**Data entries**
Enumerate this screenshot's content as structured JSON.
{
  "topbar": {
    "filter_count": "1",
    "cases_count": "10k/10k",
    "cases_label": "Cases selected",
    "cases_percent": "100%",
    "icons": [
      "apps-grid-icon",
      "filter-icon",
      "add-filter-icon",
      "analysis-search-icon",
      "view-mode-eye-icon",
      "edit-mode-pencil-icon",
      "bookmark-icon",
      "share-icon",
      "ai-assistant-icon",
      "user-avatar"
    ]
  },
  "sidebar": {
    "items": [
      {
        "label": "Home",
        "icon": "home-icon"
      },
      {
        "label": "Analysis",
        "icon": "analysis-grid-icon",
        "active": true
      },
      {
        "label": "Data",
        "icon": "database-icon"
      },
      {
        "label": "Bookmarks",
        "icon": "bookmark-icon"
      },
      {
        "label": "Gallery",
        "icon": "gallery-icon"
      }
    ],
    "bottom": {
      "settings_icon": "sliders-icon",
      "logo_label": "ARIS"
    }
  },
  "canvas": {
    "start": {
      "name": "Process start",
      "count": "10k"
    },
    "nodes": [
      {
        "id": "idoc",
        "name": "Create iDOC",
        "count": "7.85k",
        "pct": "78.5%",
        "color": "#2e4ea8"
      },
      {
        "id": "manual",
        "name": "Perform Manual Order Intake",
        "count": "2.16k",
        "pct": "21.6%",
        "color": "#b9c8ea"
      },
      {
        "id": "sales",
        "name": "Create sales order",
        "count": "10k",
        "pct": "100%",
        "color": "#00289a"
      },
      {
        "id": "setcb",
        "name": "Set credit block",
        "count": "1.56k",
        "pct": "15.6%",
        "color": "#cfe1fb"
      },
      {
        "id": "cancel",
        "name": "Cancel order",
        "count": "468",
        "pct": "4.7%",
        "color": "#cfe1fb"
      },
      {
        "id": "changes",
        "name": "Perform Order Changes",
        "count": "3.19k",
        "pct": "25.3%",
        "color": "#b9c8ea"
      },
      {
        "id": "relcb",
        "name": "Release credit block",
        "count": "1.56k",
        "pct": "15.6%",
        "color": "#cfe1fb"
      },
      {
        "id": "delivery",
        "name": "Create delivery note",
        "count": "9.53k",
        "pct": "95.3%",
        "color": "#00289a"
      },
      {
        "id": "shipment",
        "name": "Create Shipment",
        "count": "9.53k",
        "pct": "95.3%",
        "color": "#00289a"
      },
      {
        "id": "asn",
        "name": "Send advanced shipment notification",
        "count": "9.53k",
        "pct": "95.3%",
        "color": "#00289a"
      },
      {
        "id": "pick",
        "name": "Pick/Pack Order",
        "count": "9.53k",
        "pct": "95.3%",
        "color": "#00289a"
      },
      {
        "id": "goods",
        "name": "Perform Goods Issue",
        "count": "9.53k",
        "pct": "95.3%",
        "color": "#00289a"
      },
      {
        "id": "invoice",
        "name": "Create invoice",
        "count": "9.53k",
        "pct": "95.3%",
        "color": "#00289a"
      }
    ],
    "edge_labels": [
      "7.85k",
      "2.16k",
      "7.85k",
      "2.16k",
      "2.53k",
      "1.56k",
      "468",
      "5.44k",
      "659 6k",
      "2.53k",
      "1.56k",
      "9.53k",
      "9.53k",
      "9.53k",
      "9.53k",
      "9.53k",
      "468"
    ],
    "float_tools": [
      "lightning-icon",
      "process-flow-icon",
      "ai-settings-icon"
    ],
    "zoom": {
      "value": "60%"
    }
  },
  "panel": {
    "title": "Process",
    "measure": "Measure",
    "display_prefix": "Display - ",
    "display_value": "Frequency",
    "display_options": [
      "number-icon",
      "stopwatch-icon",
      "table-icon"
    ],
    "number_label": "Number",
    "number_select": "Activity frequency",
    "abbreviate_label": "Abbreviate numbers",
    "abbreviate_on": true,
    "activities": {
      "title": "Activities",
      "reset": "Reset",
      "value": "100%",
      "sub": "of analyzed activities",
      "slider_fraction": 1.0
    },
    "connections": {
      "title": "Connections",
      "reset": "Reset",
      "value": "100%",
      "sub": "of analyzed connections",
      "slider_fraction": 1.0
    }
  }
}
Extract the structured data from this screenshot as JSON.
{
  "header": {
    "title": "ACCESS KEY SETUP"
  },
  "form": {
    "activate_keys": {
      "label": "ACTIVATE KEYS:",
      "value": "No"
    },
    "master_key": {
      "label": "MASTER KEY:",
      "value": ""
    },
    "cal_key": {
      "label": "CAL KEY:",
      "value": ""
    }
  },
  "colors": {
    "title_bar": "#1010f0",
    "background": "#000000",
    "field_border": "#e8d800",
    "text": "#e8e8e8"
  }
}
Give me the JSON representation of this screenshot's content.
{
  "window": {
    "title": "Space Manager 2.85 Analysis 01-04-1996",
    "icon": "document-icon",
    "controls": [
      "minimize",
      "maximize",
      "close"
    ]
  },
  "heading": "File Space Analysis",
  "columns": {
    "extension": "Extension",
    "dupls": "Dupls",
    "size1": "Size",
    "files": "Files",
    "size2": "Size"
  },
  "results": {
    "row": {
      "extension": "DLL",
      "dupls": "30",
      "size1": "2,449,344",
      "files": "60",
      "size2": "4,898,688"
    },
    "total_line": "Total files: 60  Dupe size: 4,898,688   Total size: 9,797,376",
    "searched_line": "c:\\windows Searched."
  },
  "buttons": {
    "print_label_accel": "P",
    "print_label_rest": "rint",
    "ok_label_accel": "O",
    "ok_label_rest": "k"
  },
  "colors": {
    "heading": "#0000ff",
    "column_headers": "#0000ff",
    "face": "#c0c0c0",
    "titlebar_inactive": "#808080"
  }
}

**Written problem**
Write out the lines above, starting at the line that contains "Give me the" and ending with the final line, and nothing else; copy them exactly.

**Response to this task**
Give me the JSON representation of this screenshot's content.
{
  "window": {
    "title": "Space Manager 2.85 Analysis 01-04-1996",
    "icon": "document-icon",
    "controls": [
      "minimize",
      "maximize",
      "close"
    ]
  },
  "heading": "File Space Analysis",
  "columns": {
    "extension": "Extension",
    "dupls": "Dupls",
    "size1": "Size",
    "files": "Files",
    "size2": "Size"
  },
  "results": {
    "row": {
      "extension": "DLL",
      "dupls": "30",
      "size1": "2,449,344",
      "files": "60",
      "size2": "4,898,688"
    },
    "total_line": "Total files: 60  Dupe size: 4,898,688   Total size: 9,797,376",
    "searched_line": "c:\\windows Searched."
  },
  "buttons": {
    "print_label_accel": "P",
    "print_label_rest": "rint",
    "ok_label_accel": "O",
    "ok_label_rest": "k"
  },
  "colors": {
    "heading": "#0000ff",
    "column_headers": "#0000ff",
    "face": "#c0c0c0",
    "titlebar_inactive": "#808080"
  }
}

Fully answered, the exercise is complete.